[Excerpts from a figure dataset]
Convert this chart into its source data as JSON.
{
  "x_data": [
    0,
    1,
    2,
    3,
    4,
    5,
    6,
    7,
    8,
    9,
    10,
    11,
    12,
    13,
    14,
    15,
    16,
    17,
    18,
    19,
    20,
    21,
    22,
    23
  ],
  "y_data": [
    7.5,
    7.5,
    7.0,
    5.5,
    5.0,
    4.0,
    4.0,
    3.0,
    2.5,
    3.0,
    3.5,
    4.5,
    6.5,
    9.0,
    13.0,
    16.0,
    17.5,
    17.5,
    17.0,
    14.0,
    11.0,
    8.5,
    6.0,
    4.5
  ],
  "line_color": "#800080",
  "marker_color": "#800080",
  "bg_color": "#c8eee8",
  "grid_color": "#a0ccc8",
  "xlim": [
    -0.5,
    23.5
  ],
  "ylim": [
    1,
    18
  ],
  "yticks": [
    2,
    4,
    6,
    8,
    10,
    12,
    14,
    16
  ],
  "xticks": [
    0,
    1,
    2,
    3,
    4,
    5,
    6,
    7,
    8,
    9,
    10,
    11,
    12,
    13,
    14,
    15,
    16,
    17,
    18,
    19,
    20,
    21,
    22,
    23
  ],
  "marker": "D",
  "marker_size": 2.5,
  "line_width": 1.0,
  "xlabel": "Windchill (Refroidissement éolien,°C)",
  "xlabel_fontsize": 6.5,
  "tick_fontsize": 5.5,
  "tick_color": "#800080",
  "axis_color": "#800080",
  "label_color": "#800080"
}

◆ WHAT TO WORK ON
All of the material must be reproduced exactly.

◆ EXERCISE RESPONSE
Convert this chart into its source data as JSON.
{
  "x_data": [
    0,
    1,
    2,
    3,
    4,
    5,
    6,
    7,
    8,
    9,
    10,
    11,
    12,
    13,
    14,
    15,
    16,
    17,
    18,
    19,
    20,
    21,
    22,
    23
  ],
  "y_data": [
    7.5,
    7.5,
    7.0,
    5.5,
    5.0,
    4.0,
    4.0,
    3.0,
    2.5,
    3.0,
    3.5,
    4.5,
    6.5,
    9.0,
    13.0,
    16.0,
    17.5,
    17.5,
    17.0,
    14.0,
    11.0,
    8.5,
    6.0,
    4.5
  ],
  "line_color": "#800080",
  "marker_color": "#800080",
  "bg_color": "#c8eee8",
  "grid_color": "#a0ccc8",
  "xlim": [
    -0.5,
    23.5
  ],
  "ylim": [
    1,
    18
  ],
  "yticks": [
    2,
    4,
    6,
    8,
    10,
    12,
    14,
    16
  ],
  "xticks": [
    0,
    1,
    2,
    3,
    4,
    5,
    6,
    7,
    8,
    9,
    10,
    11,
    12,
    13,
    14,
    15,
    16,
    17,
    18,
    19,
    20,
    21,
    22,
    23
  ],
  "marker": "D",
  "marker_size": 2.5,
  "line_width": 1.0,
  "xlabel": "Windchill (Refroidissement éolien,°C)",
  "xlabel_fontsize": 6.5,
  "tick_fontsize": 5.5,
  "tick_color": "#800080",
  "axis_color": "#800080",
  "label_color": "#800080"
}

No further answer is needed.